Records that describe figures
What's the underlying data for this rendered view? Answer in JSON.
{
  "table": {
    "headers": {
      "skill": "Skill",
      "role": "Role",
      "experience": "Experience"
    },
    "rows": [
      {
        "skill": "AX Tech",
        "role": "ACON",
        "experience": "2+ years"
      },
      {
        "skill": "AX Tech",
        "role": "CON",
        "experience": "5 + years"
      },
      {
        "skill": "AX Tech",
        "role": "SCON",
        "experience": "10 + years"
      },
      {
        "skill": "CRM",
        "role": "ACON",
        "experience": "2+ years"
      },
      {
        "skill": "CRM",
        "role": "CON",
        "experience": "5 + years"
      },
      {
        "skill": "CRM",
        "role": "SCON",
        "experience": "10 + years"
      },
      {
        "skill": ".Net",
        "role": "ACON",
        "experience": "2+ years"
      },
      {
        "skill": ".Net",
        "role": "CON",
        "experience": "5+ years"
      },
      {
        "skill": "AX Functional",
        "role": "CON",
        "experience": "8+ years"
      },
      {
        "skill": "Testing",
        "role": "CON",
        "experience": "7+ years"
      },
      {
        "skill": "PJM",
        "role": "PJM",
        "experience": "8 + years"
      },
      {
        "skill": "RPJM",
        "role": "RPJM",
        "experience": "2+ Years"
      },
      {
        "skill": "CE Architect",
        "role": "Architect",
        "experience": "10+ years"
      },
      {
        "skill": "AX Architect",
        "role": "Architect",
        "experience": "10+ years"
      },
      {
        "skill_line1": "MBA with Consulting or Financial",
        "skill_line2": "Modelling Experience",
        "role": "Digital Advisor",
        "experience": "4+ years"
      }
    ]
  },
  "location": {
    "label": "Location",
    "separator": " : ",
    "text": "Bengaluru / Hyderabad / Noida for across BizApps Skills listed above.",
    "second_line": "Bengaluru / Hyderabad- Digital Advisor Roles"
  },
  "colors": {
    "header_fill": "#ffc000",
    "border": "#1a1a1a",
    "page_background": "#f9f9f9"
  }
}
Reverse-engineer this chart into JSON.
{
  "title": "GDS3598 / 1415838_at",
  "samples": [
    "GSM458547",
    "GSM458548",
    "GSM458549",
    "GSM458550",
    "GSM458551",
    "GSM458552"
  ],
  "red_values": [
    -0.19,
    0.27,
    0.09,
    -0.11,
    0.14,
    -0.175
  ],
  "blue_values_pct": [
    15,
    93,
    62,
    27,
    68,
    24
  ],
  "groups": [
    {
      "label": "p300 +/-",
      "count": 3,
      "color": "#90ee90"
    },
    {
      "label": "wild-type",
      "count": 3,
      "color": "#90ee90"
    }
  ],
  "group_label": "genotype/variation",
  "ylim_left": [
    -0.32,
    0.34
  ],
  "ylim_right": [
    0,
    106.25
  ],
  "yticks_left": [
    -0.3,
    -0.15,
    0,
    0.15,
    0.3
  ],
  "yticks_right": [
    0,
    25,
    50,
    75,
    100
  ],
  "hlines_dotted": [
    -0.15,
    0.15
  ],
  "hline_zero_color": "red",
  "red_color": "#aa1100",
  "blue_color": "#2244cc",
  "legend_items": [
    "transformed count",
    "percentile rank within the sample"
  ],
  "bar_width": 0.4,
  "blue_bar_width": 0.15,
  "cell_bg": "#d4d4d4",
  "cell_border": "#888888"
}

Work to do: Every entry should be printed again exactly as written.

Full answer:
What's the underlying data for this rendered view? Answer in JSON.
{
  "table": {
    "headers": {
      "skill": "Skill",
      "role": "Role",
      "experience": "Experience"
    },
    "rows": [
      {
        "skill": "AX Tech",
        "role": "ACON",
        "experience": "2+ years"
      },
      {
        "skill": "AX Tech",
        "role": "CON",
        "experience": "5 + years"
      },
      {
        "skill": "AX Tech",
        "role": "SCON",
        "experience": "10 + years"
      },
      {
        "skill": "CRM",
        "role": "ACON",
        "experience": "2+ years"
      },
      {
        "skill": "CRM",
        "role": "CON",
        "experience": "5 + years"
      },
      {
        "skill": "CRM",
        "role": "SCON",
        "experience": "10 + years"
      },
      {
        "skill": ".Net",
        "role": "ACON",
        "experience": "2+ years"
      },
      {
        "skill": ".Net",
        "role": "CON",
        "experience": "5+ years"
      },
      {
        "skill": "AX Functional",
        "role": "CON",
        "experience": "8+ years"
      },
      {
        "skill": "Testing",
        "role": "CON",
        "experience": "7+ years"
      },
      {
        "skill": "PJM",
        "role": "PJM",
        "experience": "8 + years"
      },
      {
        "skill": "RPJM",
        "role": "RPJM",
        "experience": "2+ Years"
      },
      {
        "skill": "CE Architect",
        "role": "Architect",
        "experience": "10+ years"
      },
      {
        "skill": "AX Architect",
        "role": "Architect",
        "experience": "10+ years"
      },
      {
        "skill_line1": "MBA with Consulting or Financial",
        "skill_line2": "Modelling Experience",
        "role": "Digital Advisor",
        "experience": "4+ years"
      }
    ]
  },
  "location": {
    "label": "Location",
    "separator": " : ",
    "text": "Bengaluru / Hyderabad / Noida for across BizApps Skills listed above.",
    "second_line": "Bengaluru / Hyderabad- Digital Advisor Roles"
  },
  "colors": {
    "header_fill": "#ffc000",
    "border": "#1a1a1a",
    "page_background": "#f9f9f9"
  }
}
Reverse-engineer this chart into JSON.
{
  "title": "GDS3598 / 1415838_at",
  "samples": [
    "GSM458547",
    "GSM458548",
    "GSM458549",
    "GSM458550",
    "GSM458551",
    "GSM458552"
  ],
  "red_values": [
    -0.19,
    0.27,
    0.09,
    -0.11,
    0.14,
    -0.175
  ],
  "blue_values_pct": [
    15,
    93,
    62,
    27,
    68,
    24
  ],
  "groups": [
    {
      "label": "p300 +/-",
      "count": 3,
      "color": "#90ee90"
    },
    {
      "label": "wild-type",
      "count": 3,
      "color": "#90ee90"
    }
  ],
  "group_label": "genotype/variation",
  "ylim_left": [
    -0.32,
    0.34
  ],
  "ylim_right": [
    0,
    106.25
  ],
  "yticks_left": [
    -0.3,
    -0.15,
    0,
    0.15,
    0.3
  ],
  "yticks_right": [
    0,
    25,
    50,
    75,
    100
  ],
  "hlines_dotted": [
    -0.15,
    0.15
  ],
  "hline_zero_color": "red",
  "red_color": "#aa1100",
  "blue_color": "#2244cc",
  "legend_items": [
    "transformed count",
    "percentile rank within the sample"
  ],
  "bar_width": 0.4,
  "blue_bar_width": 0.15,
  "cell_bg": "#d4d4d4",
  "cell_border": "#888888"
}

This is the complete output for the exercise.